** start Records shown **
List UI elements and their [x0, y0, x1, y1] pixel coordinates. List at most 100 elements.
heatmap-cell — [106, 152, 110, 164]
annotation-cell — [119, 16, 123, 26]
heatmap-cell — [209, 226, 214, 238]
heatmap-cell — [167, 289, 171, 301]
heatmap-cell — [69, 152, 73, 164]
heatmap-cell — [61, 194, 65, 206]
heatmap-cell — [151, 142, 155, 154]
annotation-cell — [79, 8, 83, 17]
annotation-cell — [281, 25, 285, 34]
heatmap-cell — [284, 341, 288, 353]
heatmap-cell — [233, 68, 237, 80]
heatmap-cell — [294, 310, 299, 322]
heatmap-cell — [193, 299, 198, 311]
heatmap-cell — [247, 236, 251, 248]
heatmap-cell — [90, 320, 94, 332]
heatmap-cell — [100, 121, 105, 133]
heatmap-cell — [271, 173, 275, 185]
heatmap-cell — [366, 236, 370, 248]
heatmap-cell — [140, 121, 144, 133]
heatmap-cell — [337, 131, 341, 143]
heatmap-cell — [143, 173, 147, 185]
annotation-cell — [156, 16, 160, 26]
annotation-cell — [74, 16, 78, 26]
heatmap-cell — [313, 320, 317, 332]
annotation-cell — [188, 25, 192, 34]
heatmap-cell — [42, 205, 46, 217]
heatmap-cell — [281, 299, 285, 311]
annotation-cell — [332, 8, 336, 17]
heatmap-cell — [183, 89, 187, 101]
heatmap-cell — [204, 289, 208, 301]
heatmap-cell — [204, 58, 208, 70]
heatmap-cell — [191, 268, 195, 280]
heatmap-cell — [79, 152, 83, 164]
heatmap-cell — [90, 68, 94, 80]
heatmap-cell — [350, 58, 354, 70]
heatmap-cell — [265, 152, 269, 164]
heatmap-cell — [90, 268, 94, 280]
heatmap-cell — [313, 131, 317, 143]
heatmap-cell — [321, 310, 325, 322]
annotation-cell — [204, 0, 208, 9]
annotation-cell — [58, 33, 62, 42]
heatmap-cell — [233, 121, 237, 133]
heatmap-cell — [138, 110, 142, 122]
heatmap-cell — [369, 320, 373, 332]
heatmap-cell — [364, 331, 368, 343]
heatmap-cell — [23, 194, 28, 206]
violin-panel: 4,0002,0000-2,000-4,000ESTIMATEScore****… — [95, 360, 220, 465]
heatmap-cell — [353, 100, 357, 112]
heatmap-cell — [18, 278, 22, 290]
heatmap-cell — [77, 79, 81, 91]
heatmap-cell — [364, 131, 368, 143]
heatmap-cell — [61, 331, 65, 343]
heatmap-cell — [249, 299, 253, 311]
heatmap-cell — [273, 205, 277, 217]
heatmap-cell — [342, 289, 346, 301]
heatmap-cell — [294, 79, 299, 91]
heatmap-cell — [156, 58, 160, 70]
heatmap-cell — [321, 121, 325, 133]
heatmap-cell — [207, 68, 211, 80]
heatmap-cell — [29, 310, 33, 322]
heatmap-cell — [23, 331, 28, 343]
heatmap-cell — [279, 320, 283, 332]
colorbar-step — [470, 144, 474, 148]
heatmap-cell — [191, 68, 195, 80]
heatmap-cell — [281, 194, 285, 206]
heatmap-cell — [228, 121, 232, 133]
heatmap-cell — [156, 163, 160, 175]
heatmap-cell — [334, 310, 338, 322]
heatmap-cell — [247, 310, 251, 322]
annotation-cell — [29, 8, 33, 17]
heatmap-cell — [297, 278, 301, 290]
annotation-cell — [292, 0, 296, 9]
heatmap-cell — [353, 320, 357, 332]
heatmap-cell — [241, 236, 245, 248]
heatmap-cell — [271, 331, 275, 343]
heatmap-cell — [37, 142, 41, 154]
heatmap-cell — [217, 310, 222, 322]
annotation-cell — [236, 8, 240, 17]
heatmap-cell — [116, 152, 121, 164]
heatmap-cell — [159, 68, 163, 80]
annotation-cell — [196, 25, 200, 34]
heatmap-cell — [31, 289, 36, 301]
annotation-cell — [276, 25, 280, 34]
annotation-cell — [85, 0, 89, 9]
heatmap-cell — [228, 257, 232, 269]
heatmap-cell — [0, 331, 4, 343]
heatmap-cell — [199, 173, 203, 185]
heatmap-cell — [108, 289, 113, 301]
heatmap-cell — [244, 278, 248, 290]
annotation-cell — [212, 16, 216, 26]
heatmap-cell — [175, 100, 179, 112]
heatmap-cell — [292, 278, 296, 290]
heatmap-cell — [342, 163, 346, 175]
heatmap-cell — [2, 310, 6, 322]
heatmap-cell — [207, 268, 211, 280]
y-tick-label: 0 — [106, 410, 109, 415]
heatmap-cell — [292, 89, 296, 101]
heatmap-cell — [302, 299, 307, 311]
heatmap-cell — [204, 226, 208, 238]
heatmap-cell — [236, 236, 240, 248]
** end Records shown **
Copy out every entry above line for line, with no changes and in the same order.

List UI elements and their [x0, y0, x1, y1] pixel coordinates. List at most 100 elements.
heatmap-cell — [106, 152, 110, 164]
annotation-cell — [119, 16, 123, 26]
heatmap-cell — [209, 226, 214, 238]
heatmap-cell — [167, 289, 171, 301]
heatmap-cell — [69, 152, 73, 164]
heatmap-cell — [61, 194, 65, 206]
heatmap-cell — [151, 142, 155, 154]
annotation-cell — [79, 8, 83, 17]
annotation-cell — [281, 25, 285, 34]
heatmap-cell — [284, 341, 288, 353]
heatmap-cell — [233, 68, 237, 80]
heatmap-cell — [294, 310, 299, 322]
heatmap-cell — [193, 299, 198, 311]
heatmap-cell — [247, 236, 251, 248]
heatmap-cell — [90, 320, 94, 332]
heatmap-cell — [100, 121, 105, 133]
heatmap-cell — [271, 173, 275, 185]
heatmap-cell — [366, 236, 370, 248]
heatmap-cell — [140, 121, 144, 133]
heatmap-cell — [337, 131, 341, 143]
heatmap-cell — [143, 173, 147, 185]
annotation-cell — [156, 16, 160, 26]
annotation-cell — [74, 16, 78, 26]
heatmap-cell — [313, 320, 317, 332]
annotation-cell — [188, 25, 192, 34]
heatmap-cell — [42, 205, 46, 217]
heatmap-cell — [281, 299, 285, 311]
annotation-cell — [332, 8, 336, 17]
heatmap-cell — [183, 89, 187, 101]
heatmap-cell — [204, 289, 208, 301]
heatmap-cell — [204, 58, 208, 70]
heatmap-cell — [191, 268, 195, 280]
heatmap-cell — [79, 152, 83, 164]
heatmap-cell — [90, 68, 94, 80]
heatmap-cell — [350, 58, 354, 70]
heatmap-cell — [265, 152, 269, 164]
heatmap-cell — [90, 268, 94, 280]
heatmap-cell — [313, 131, 317, 143]
heatmap-cell — [321, 310, 325, 322]
annotation-cell — [204, 0, 208, 9]
annotation-cell — [58, 33, 62, 42]
heatmap-cell — [233, 121, 237, 133]
heatmap-cell — [138, 110, 142, 122]
heatmap-cell — [369, 320, 373, 332]
heatmap-cell — [364, 331, 368, 343]
heatmap-cell — [23, 194, 28, 206]
violin-panel: 4,0002,0000-2,000-4,000ESTIMATEScore****… — [95, 360, 220, 465]
heatmap-cell — [353, 100, 357, 112]
heatmap-cell — [18, 278, 22, 290]
heatmap-cell — [77, 79, 81, 91]
heatmap-cell — [364, 131, 368, 143]
heatmap-cell — [61, 331, 65, 343]
heatmap-cell — [249, 299, 253, 311]
heatmap-cell — [273, 205, 277, 217]
heatmap-cell — [342, 289, 346, 301]
heatmap-cell — [294, 79, 299, 91]
heatmap-cell — [156, 58, 160, 70]
heatmap-cell — [321, 121, 325, 133]
heatmap-cell — [207, 68, 211, 80]
heatmap-cell — [29, 310, 33, 322]
heatmap-cell — [23, 331, 28, 343]
heatmap-cell — [279, 320, 283, 332]
colorbar-step — [470, 144, 474, 148]
heatmap-cell — [191, 68, 195, 80]
heatmap-cell — [281, 194, 285, 206]
heatmap-cell — [228, 121, 232, 133]
heatmap-cell — [156, 163, 160, 175]
heatmap-cell — [334, 310, 338, 322]
heatmap-cell — [247, 310, 251, 322]
annotation-cell — [29, 8, 33, 17]
heatmap-cell — [297, 278, 301, 290]
annotation-cell — [292, 0, 296, 9]
heatmap-cell — [353, 320, 357, 332]
heatmap-cell — [241, 236, 245, 248]
heatmap-cell — [271, 331, 275, 343]
heatmap-cell — [37, 142, 41, 154]
heatmap-cell — [217, 310, 222, 322]
annotation-cell — [236, 8, 240, 17]
heatmap-cell — [116, 152, 121, 164]
heatmap-cell — [159, 68, 163, 80]
annotation-cell — [196, 25, 200, 34]
heatmap-cell — [31, 289, 36, 301]
annotation-cell — [276, 25, 280, 34]
annotation-cell — [85, 0, 89, 9]
heatmap-cell — [228, 257, 232, 269]
heatmap-cell — [0, 331, 4, 343]
heatmap-cell — [199, 173, 203, 185]
heatmap-cell — [108, 289, 113, 301]
heatmap-cell — [244, 278, 248, 290]
annotation-cell — [212, 16, 216, 26]
heatmap-cell — [175, 100, 179, 112]
heatmap-cell — [292, 278, 296, 290]
heatmap-cell — [342, 163, 346, 175]
heatmap-cell — [2, 310, 6, 322]
heatmap-cell — [207, 268, 211, 280]
y-tick-label: 0 — [106, 410, 109, 415]
heatmap-cell — [292, 89, 296, 101]
heatmap-cell — [302, 299, 307, 311]
heatmap-cell — [204, 226, 208, 238]
heatmap-cell — [236, 236, 240, 248]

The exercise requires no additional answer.